**O que fazer**
1/ Responda com base no texto sobre as Chaminés de Fadas de Goiás, uma resposta por linha:
(a) Em que cidade ficam as formações rochosas?
(b) Quantas pessoas, no máximo, cada grupo pode ter?
(c) De onde vêm as imagens analisadas pelos pesquisadores?
2/ Segundo o texto sobre as Chaminés de Fadas de Goiás, cada afirmação abaixo está certa ou errada? Responda sim ou não e cite as palavras do texto que provam a resposta.
(a) O passeio dura em média duas horas.
(b) O preço do passeio já foi definido.
(c) Toda a propriedade vai ser aberta para circulação.
3/ Transcreva do texto sobre as Chaminés de Fadas de Goiás o trecho que vai de "A experiência terá" até "complexidade das estruturas.", incluindo essas palavras.

**Texto do documento**
──────────────────────────────

Área com centenas de formações naturais começa a receber visitantes guiados a partir de abril, com regras rígidas de preservação
As Chaminés de Fadas de Goiás serão abertas à visitação em 2026. O cenário esculpido pelo tempo, praticamente desconhecido até pouco tempo atrás, passará a receber o público a partir de abril. As formações rochosas, consideradas raras no Brasil, poderão ser contempladas em Campos Belos, dentro de um modelo de turismo controlado, organizado e exclusivamente guiado.
A experiência terá duração média de duas horas e seguirá um percurso de cerca de dois quilômetros. Cada grupo contará com, no máximo, seis pessoas, e o limite diário será de 40 visitantes. O valor do passeio ainda está em definição.
As formações ficam dentro de uma propriedade particular com extensão aproximada de cinco campos de futebol. Apenas parte do território será liberada para circulação, enquanto áreas sensíveis permanecerão intocadas.
A decisão de abrir o local ocorreu após anos de estudos conduzidos por pesquisadores brasileiros. O trabalho envolve mapeamento detalhado e análise de imagens captadas por drones, que ajudam a compreender a dimensão e a complexidade das estruturas.

──────────────────────────────

**Trechos dos registros**
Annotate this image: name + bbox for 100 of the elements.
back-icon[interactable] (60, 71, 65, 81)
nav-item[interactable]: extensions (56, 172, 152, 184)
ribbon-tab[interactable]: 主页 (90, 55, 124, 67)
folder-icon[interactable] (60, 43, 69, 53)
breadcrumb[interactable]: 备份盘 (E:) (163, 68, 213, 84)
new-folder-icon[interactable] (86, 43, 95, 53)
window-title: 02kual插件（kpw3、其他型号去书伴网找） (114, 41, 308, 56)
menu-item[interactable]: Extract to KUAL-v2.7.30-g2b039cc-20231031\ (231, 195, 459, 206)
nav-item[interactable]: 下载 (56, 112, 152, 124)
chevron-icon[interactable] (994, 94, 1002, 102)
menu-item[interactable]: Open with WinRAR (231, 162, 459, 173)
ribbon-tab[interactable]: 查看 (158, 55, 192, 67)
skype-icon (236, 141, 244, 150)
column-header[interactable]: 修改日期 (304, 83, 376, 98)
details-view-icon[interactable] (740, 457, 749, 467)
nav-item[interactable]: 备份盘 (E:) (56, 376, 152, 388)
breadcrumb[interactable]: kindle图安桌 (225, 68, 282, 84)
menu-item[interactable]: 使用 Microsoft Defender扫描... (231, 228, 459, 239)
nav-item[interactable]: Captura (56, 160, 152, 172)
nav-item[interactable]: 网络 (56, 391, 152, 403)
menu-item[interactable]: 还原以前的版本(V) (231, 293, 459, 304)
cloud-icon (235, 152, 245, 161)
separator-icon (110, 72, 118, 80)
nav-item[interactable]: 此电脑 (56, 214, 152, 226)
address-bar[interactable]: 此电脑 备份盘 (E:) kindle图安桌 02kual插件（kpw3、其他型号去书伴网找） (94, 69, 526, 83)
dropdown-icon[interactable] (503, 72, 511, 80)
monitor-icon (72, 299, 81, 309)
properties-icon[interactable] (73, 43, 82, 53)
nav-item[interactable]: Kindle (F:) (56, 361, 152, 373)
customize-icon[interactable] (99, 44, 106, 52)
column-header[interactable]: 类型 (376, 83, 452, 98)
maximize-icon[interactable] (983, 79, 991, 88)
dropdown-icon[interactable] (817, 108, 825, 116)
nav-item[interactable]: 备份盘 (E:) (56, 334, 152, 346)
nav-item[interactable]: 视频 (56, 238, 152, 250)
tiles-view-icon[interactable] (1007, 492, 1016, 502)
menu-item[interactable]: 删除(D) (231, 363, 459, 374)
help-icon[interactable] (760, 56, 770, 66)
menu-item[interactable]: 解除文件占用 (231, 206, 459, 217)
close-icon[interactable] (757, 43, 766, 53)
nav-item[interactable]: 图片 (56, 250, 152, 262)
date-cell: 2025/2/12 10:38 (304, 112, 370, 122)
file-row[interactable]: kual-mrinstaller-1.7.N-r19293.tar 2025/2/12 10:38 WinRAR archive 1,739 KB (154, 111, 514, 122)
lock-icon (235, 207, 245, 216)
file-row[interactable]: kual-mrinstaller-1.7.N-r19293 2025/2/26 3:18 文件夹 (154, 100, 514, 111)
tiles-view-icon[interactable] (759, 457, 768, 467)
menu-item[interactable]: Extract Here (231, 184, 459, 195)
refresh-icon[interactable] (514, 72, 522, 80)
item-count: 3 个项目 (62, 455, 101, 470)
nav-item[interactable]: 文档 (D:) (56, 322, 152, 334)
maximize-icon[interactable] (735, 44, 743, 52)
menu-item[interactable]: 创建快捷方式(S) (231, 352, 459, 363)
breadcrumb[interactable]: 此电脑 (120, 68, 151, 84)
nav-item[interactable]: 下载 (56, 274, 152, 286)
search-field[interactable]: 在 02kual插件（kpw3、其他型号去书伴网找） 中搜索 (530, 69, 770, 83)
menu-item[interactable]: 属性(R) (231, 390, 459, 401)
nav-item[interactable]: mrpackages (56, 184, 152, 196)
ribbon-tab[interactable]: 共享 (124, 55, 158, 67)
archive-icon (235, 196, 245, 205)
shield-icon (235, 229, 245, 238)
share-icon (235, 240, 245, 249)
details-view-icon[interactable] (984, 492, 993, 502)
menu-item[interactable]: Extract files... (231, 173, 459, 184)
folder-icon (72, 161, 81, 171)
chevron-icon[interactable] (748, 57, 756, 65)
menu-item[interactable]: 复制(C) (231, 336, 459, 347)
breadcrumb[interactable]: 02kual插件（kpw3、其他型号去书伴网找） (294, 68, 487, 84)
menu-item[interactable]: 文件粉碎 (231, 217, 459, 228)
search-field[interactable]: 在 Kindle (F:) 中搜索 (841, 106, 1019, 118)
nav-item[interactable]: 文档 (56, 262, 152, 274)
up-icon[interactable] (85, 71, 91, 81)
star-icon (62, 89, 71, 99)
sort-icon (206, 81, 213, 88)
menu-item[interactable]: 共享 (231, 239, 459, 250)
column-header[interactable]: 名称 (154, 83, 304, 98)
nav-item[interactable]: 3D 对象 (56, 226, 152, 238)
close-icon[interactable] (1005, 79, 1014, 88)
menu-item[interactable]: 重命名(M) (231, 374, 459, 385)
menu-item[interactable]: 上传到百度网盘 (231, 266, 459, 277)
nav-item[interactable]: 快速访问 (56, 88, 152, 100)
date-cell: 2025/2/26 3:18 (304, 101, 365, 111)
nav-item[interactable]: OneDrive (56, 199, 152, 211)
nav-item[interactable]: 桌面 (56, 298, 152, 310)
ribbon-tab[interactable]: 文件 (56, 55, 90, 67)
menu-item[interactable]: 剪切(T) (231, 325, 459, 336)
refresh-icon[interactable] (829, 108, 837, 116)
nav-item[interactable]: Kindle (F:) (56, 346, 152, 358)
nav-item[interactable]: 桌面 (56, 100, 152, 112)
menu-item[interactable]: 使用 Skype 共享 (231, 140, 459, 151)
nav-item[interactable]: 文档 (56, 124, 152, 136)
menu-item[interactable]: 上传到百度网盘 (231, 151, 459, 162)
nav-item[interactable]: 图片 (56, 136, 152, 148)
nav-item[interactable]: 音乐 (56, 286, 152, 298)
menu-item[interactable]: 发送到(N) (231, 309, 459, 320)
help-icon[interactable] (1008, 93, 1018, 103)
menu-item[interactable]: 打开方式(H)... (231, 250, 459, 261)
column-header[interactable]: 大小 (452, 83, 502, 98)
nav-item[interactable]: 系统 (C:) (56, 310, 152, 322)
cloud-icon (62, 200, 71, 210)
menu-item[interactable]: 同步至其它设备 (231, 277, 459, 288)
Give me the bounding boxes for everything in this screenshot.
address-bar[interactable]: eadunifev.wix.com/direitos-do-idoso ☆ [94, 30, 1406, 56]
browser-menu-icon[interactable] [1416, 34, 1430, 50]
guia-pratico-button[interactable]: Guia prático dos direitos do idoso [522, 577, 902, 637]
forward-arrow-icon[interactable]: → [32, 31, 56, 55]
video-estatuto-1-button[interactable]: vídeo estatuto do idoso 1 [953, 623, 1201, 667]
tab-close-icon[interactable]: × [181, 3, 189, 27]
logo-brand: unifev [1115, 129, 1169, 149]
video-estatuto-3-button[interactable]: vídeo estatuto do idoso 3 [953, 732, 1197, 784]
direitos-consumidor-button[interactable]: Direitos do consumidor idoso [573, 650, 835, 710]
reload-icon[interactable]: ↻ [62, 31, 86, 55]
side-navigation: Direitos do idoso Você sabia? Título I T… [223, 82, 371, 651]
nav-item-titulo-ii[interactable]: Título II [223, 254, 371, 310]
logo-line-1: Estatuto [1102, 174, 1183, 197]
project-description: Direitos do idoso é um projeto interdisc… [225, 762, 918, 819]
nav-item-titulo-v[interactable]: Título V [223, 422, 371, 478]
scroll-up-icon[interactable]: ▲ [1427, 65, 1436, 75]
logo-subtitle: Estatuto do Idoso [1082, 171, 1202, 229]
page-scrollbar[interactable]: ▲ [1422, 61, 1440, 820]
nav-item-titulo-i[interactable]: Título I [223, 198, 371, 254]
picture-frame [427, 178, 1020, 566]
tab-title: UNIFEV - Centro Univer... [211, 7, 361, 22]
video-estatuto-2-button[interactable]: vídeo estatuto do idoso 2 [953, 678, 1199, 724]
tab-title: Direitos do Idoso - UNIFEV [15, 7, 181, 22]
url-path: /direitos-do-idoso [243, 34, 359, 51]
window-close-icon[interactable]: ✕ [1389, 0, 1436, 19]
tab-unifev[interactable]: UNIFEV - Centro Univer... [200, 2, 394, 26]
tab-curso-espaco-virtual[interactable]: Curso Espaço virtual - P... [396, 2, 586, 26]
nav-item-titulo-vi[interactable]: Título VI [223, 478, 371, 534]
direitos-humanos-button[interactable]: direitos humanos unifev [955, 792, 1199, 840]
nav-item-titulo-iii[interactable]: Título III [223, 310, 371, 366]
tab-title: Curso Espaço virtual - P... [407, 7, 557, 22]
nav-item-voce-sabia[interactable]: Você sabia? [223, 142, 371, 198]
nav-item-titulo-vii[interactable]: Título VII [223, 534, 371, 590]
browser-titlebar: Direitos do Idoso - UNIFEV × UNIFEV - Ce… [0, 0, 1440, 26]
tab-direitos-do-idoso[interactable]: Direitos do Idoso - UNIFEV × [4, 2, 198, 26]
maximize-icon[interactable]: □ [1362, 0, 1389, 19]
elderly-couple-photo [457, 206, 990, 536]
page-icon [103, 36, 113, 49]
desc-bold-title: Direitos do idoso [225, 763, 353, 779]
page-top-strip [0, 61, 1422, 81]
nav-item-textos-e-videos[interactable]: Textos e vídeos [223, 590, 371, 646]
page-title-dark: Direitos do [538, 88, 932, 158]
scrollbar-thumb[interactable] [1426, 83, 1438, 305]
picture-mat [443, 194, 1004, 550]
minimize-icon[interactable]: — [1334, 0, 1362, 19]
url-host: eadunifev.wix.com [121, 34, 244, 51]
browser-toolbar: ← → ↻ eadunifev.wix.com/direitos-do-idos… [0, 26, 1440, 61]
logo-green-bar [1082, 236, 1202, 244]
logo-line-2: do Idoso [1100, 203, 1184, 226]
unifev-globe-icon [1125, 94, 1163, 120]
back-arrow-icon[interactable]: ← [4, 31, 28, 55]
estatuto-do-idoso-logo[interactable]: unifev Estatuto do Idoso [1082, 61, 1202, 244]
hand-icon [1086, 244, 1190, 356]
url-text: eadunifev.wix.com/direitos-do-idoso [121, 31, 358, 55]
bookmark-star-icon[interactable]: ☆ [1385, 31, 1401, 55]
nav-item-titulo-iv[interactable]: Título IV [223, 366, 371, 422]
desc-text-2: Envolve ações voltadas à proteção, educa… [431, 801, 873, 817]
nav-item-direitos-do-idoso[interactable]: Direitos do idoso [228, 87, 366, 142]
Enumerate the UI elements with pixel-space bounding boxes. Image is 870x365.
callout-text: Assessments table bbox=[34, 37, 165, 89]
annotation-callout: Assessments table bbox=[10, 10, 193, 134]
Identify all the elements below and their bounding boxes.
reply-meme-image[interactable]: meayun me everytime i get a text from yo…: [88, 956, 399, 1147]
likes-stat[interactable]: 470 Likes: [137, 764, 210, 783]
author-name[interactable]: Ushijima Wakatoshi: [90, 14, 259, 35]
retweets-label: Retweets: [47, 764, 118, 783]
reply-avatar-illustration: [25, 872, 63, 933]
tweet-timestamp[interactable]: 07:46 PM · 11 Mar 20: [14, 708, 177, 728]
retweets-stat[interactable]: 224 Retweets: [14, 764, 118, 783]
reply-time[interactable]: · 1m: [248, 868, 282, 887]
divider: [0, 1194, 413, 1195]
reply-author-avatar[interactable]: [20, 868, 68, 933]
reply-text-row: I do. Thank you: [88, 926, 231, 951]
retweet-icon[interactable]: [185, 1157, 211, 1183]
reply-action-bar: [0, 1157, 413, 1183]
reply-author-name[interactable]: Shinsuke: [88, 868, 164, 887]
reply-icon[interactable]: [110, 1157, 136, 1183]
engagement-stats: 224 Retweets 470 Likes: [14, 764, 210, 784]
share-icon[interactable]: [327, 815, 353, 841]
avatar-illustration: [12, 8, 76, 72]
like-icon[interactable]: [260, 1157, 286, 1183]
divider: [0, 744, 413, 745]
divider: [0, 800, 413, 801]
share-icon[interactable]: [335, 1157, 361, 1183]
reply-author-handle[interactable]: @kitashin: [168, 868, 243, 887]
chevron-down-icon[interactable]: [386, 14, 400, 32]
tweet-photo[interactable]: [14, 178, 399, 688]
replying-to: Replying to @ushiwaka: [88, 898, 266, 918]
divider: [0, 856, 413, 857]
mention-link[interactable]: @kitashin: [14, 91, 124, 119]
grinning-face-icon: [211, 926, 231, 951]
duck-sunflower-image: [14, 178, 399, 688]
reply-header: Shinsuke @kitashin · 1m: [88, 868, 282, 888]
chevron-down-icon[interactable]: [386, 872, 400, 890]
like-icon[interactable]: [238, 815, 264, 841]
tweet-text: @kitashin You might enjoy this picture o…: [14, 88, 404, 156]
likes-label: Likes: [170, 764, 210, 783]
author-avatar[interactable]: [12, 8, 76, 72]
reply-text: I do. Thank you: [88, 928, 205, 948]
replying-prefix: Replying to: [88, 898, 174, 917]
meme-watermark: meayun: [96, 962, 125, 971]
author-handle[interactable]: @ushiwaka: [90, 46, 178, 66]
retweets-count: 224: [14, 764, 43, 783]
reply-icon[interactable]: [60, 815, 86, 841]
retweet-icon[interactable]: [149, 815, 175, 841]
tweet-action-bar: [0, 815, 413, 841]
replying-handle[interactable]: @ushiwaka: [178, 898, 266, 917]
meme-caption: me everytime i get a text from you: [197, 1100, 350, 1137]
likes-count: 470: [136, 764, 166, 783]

──────────────────────────────

**Respostas do exercício**
1/
(a) Campos Belos.
(b) Seis pessoas.
(c) De drones.

2/
(a) Sim: "A experiência terá duração média de duas horas".
(b) Não: "O valor do passeio ainda está em definição."
(c) Não: "Apenas parte do território será liberada para circulação".

3/
A experiência terá duração média de duas horas e seguirá um percurso de cerca de dois quilômetros. Cada grupo contará com, no máximo, seis pessoas, e o limite diário será de 40 visitantes. O valor do passeio ainda está em definição.
As formações ficam dentro de uma propriedade particular com extensão aproximada de cinco campos de futebol. Apenas parte do território será liberada para circulação, enquanto áreas sensíveis permanecerão intocadas.
A decisão de abrir o local ocorreu após anos de estudos conduzidos por pesquisadores brasileiros. O trabalho envolve mapeamento detalhado e análise de imagens captadas por drones, que ajudam a compreender a dimensão e a complexidade das estruturas.